EXERCISE: Find every line with the word "What". Copy those lines.
**** RECORDS FOR THE TASK ****
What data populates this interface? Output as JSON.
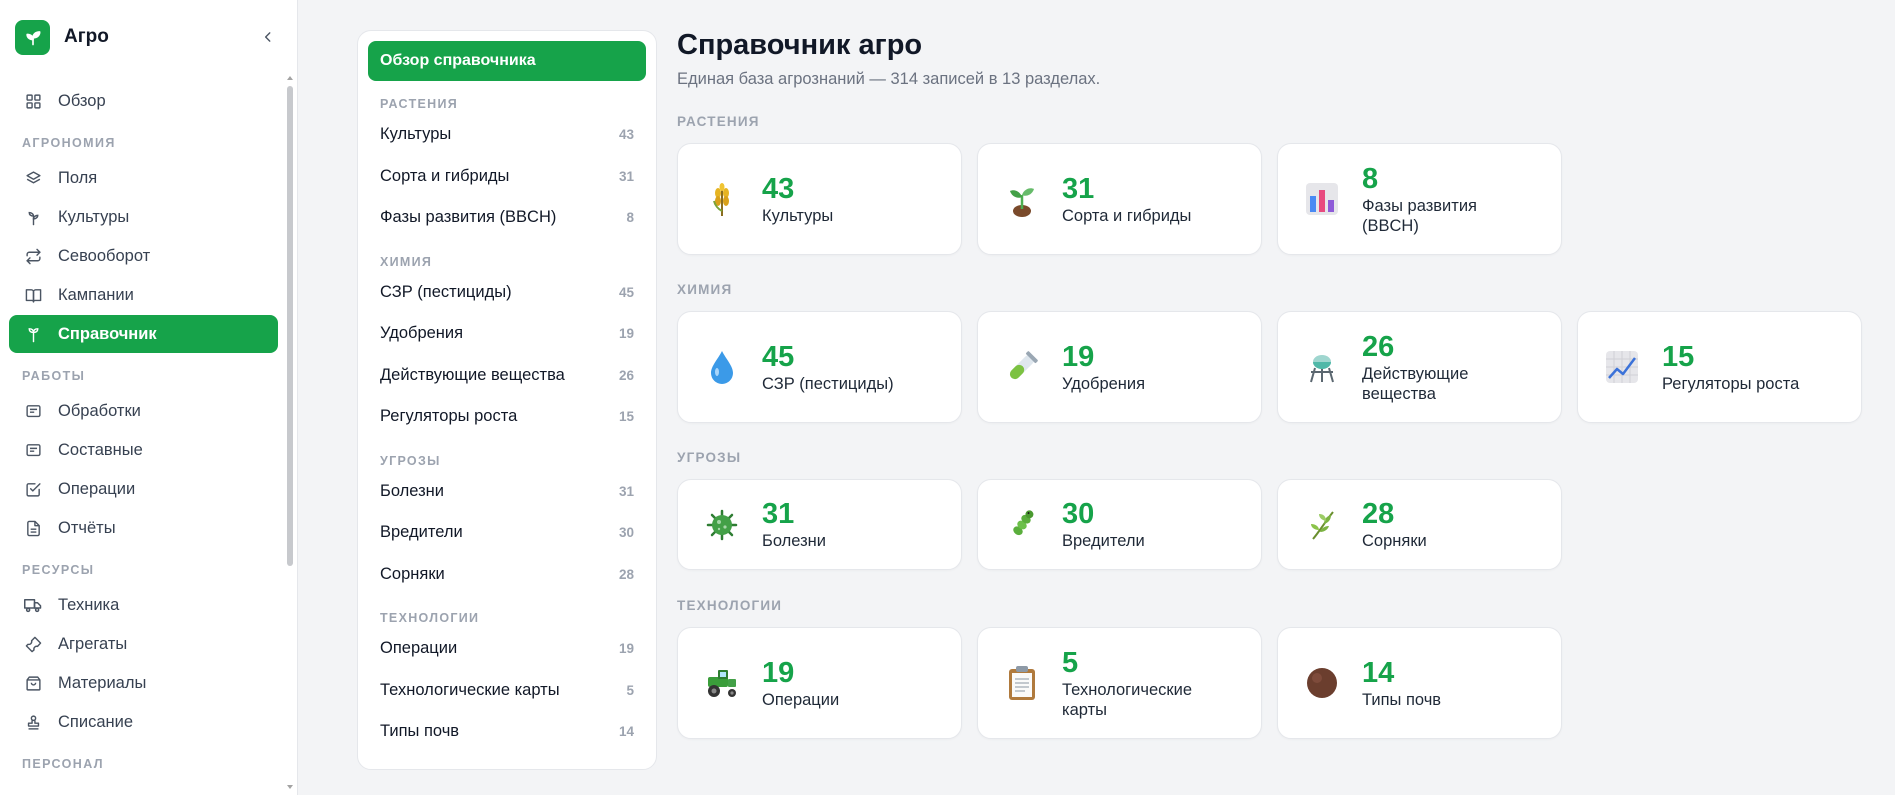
{
  "app": {
    "title": "Агро"
  },
  "sidebar": {
    "top_item": {
      "label": "Обзор",
      "icon": "grid-icon"
    },
    "sections": [
      {
        "label": "АГРОНОМИЯ",
        "items": [
          {
            "label": "Поля",
            "icon": "layers-icon",
            "active": false
          },
          {
            "label": "Культуры",
            "icon": "sprout-icon",
            "active": false
          },
          {
            "label": "Севооборот",
            "icon": "repeat-icon",
            "active": false
          },
          {
            "label": "Кампании",
            "icon": "book-icon",
            "active": false
          },
          {
            "label": "Справочник",
            "icon": "plant-icon",
            "active": true
          }
        ]
      },
      {
        "label": "РАБОТЫ",
        "items": [
          {
            "label": "Обработки",
            "icon": "message-square-icon",
            "active": false
          },
          {
            "label": "Составные",
            "icon": "message-square-icon",
            "active": false
          },
          {
            "label": "Операции",
            "icon": "check-square-icon",
            "active": false
          },
          {
            "label": "Отчёты",
            "icon": "file-icon",
            "active": false
          }
        ]
      },
      {
        "label": "РЕСУРСЫ",
        "items": [
          {
            "label": "Техника",
            "icon": "truck-icon",
            "active": false
          },
          {
            "label": "Агрегаты",
            "icon": "wrench-icon",
            "active": false
          },
          {
            "label": "Материалы",
            "icon": "package-icon",
            "active": false
          },
          {
            "label": "Списание",
            "icon": "stamp-icon",
            "active": false
          }
        ]
      },
      {
        "label": "ПЕРСОНАЛ",
        "items": []
      }
    ]
  },
  "directory": {
    "overview_label": "Обзор справочника",
    "sections": [
      {
        "label": "РАСТЕНИЯ",
        "items": [
          {
            "label": "Культуры",
            "count": "43"
          },
          {
            "label": "Сорта и гибриды",
            "count": "31"
          },
          {
            "label": "Фазы развития (BBCH)",
            "count": "8"
          }
        ]
      },
      {
        "label": "ХИМИЯ",
        "items": [
          {
            "label": "СЗР (пестициды)",
            "count": "45"
          },
          {
            "label": "Удобрения",
            "count": "19"
          },
          {
            "label": "Действующие вещества",
            "count": "26"
          },
          {
            "label": "Регуляторы роста",
            "count": "15"
          }
        ]
      },
      {
        "label": "УГРОЗЫ",
        "items": [
          {
            "label": "Болезни",
            "count": "31"
          },
          {
            "label": "Вредители",
            "count": "30"
          },
          {
            "label": "Сорняки",
            "count": "28"
          }
        ]
      },
      {
        "label": "ТЕХНОЛОГИИ",
        "items": [
          {
            "label": "Операции",
            "count": "19"
          },
          {
            "label": "Технологические карты",
            "count": "5"
          },
          {
            "label": "Типы почв",
            "count": "14"
          }
        ]
      }
    ]
  },
  "main": {
    "title": "Справочник агро",
    "subtitle": "Единая база агрознаний — 314 записей в 13 разделах.",
    "sections": [
      {
        "label": "РАСТЕНИЯ",
        "cards": [
          {
            "value": "43",
            "label": "Культуры",
            "icon": "wheat-icon"
          },
          {
            "value": "31",
            "label": "Сорта и гибриды",
            "icon": "seedling-icon"
          },
          {
            "value": "8",
            "label": "Фазы развития (BBCH)",
            "icon": "bar-chart-icon"
          }
        ]
      },
      {
        "label": "ХИМИЯ",
        "cards": [
          {
            "value": "45",
            "label": "СЗР (пестициды)",
            "icon": "droplet-icon"
          },
          {
            "value": "19",
            "label": "Удобрения",
            "icon": "test-tube-icon"
          },
          {
            "value": "26",
            "label": "Действующие вещества",
            "icon": "alembic-icon"
          },
          {
            "value": "15",
            "label": "Регуляторы роста",
            "icon": "trend-chart-icon"
          }
        ]
      },
      {
        "label": "УГРОЗЫ",
        "cards": [
          {
            "value": "31",
            "label": "Болезни",
            "icon": "microbe-icon"
          },
          {
            "value": "30",
            "label": "Вредители",
            "icon": "bug-icon"
          },
          {
            "value": "28",
            "label": "Сорняки",
            "icon": "herb-icon"
          }
        ]
      },
      {
        "label": "ТЕХНОЛОГИИ",
        "cards": [
          {
            "value": "19",
            "label": "Операции",
            "icon": "tractor-icon"
          },
          {
            "value": "5",
            "label": "Технологические карты",
            "icon": "clipboard-icon"
          },
          {
            "value": "14",
            "label": "Типы почв",
            "icon": "soil-icon"
          }
        ]
      }
    ]
  },
  "colors": {
    "accent": "#16a34a",
    "muted": "#9ca3af",
    "background": "#f3f4f6"
  }
}
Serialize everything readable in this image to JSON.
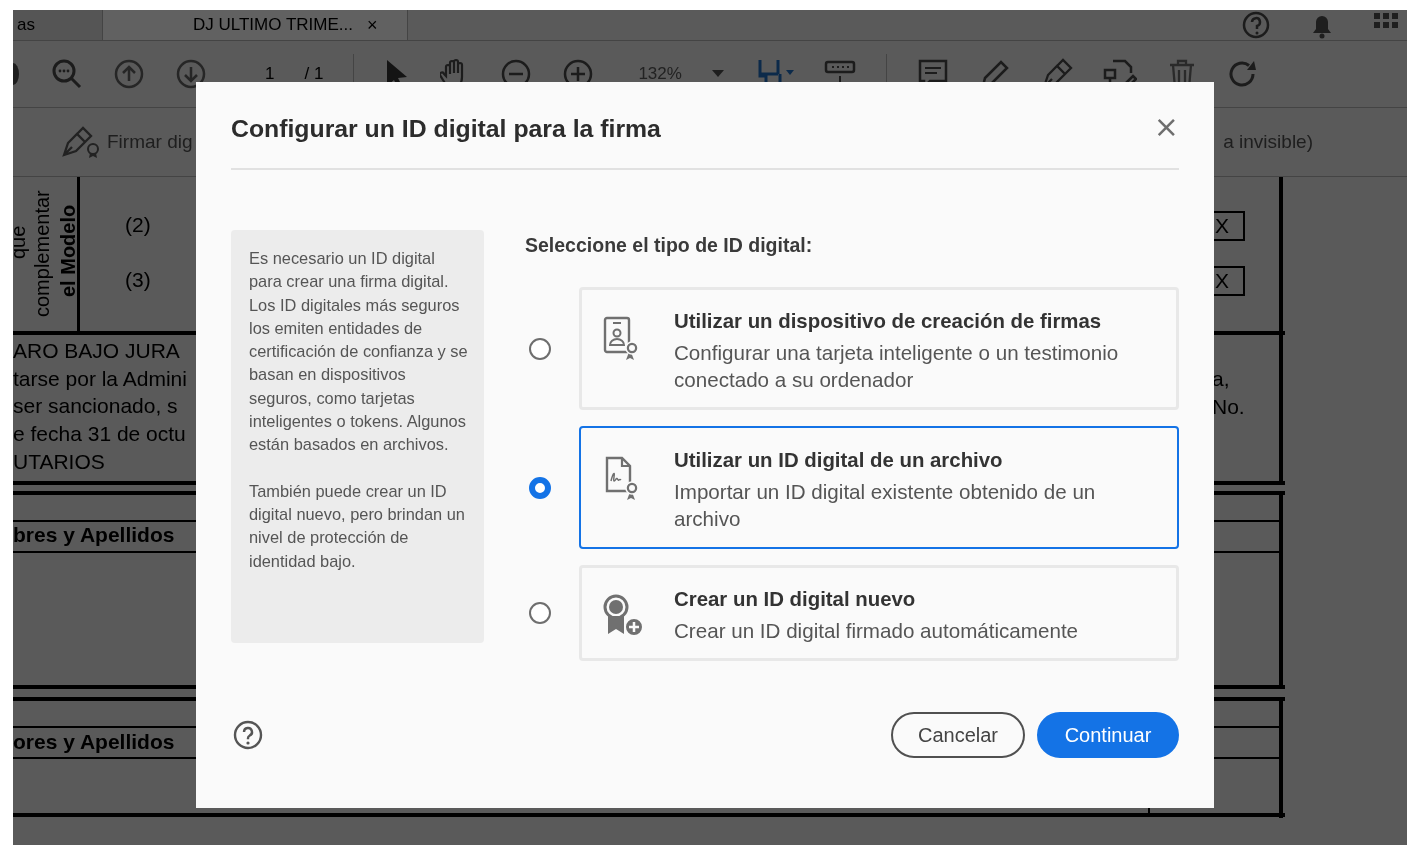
{
  "app": {
    "tabs": [
      {
        "label": "as",
        "selected": false
      },
      {
        "label": "DJ ULTIMO TRIME...",
        "selected": true,
        "close": "×"
      }
    ],
    "toolbar": {
      "page_current": "1",
      "page_total": "/ 1",
      "zoom": "132%"
    },
    "sign_bar": {
      "left_label": "Firmar dig",
      "right_label": "a invisible)"
    },
    "document": {
      "side_labels": [
        "que",
        "complementar",
        "el Modelo"
      ],
      "markers": [
        "(2)",
        "(3)"
      ],
      "declaration_lines": [
        "ARO BAJO JURA",
        "tarse por la Admini",
        "ser sancionado, s",
        "e fecha 31 de octu",
        "UTARIOS"
      ],
      "check_marks": [
        "X",
        "X"
      ],
      "right_lines": [
        "a,",
        "No."
      ],
      "name_headers": [
        "bres y Apellidos",
        "ores y Apellidos"
      ]
    }
  },
  "dialog": {
    "title": "Configurar un ID digital para la firma",
    "close": "×",
    "info": [
      "Es necesario un ID digital para crear una firma digital. Los ID digitales más seguros los emiten entidades de certificación de confianza y se basan en dispositivos seguros, como tarjetas inteligentes o tokens. Algunos están basados en archivos.",
      "También puede crear un ID digital nuevo, pero brindan un nivel de protección de identidad bajo."
    ],
    "prompt": "Seleccione el tipo de ID digital:",
    "options": [
      {
        "kind": "device",
        "title": "Utilizar un dispositivo de creación de firmas",
        "description": "Configurar una tarjeta inteligente o un testimonio conectado a su ordenador",
        "selected": false
      },
      {
        "kind": "file",
        "title": "Utilizar un ID digital de un archivo",
        "description": "Importar un ID digital existente obtenido de un archivo",
        "selected": true
      },
      {
        "kind": "new",
        "title": "Crear un ID digital nuevo",
        "description": "Crear un ID digital firmado automáticamente",
        "selected": false
      }
    ],
    "buttons": [
      {
        "kind": "secondary",
        "label": "Cancelar"
      },
      {
        "kind": "primary",
        "label": "Continuar"
      }
    ]
  }
}
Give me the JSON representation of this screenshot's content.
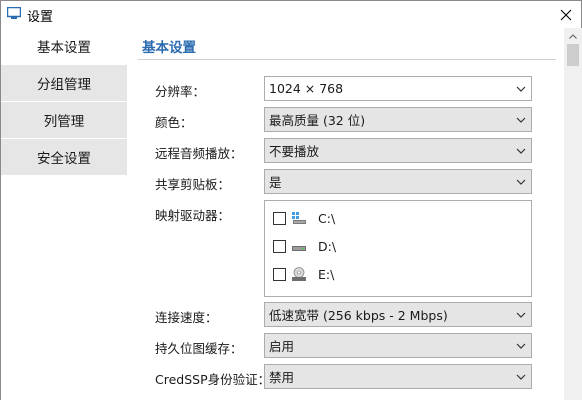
{
  "window": {
    "title": "设置",
    "icon": "app-window-icon"
  },
  "sidebar": {
    "items": [
      {
        "label": "基本设置",
        "active": true
      },
      {
        "label": "分组管理",
        "active": false
      },
      {
        "label": "列管理",
        "active": false
      },
      {
        "label": "安全设置",
        "active": false
      }
    ]
  },
  "main": {
    "section_title": "基本设置",
    "resolution": {
      "label": "分辨率：",
      "value": "1024 × 768"
    },
    "color": {
      "label": "颜色：",
      "value": "最高质量 (32 位)"
    },
    "remote_audio": {
      "label": "远程音频播放：",
      "value": "不要播放"
    },
    "clipboard": {
      "label": "共享剪贴板：",
      "value": "是"
    },
    "drives": {
      "label": "映射驱动器：",
      "items": [
        {
          "label": "C:\\",
          "checked": false,
          "icon": "system-drive-icon"
        },
        {
          "label": "D:\\",
          "checked": false,
          "icon": "hard-drive-icon"
        },
        {
          "label": "E:\\",
          "checked": false,
          "icon": "cd-drive-icon"
        }
      ]
    },
    "connection_speed": {
      "label": "连接速度：",
      "value": "低速宽带 (256 kbps - 2 Mbps)"
    },
    "bitmap_cache": {
      "label": "持久位图缓存：",
      "value": "启用"
    },
    "credssp": {
      "label": "CredSSP身份验证：",
      "value": "禁用"
    }
  },
  "colors": {
    "accent": "#2b6cb0",
    "nav_inactive": "#e6e6e6",
    "combo_gray": "#e5e5e5"
  }
}
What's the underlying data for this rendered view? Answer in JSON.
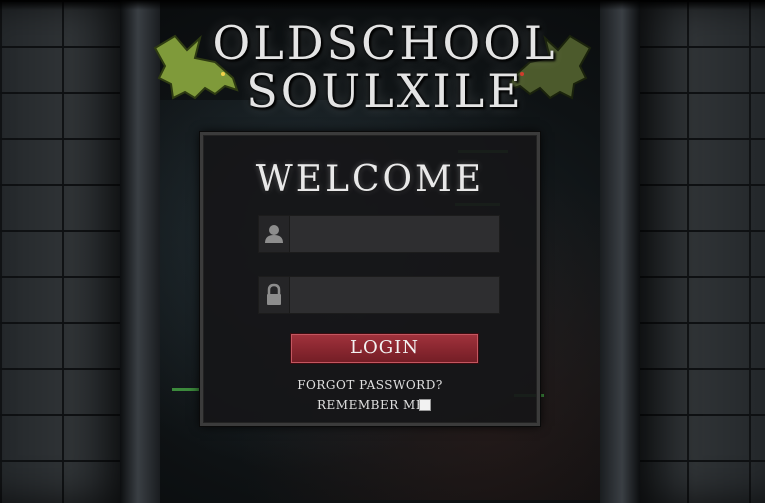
****
RESPONSE BELOW:
What data populates this interface? Output as JSON.
What's the underlying data for this rendered view? Answer in JSON.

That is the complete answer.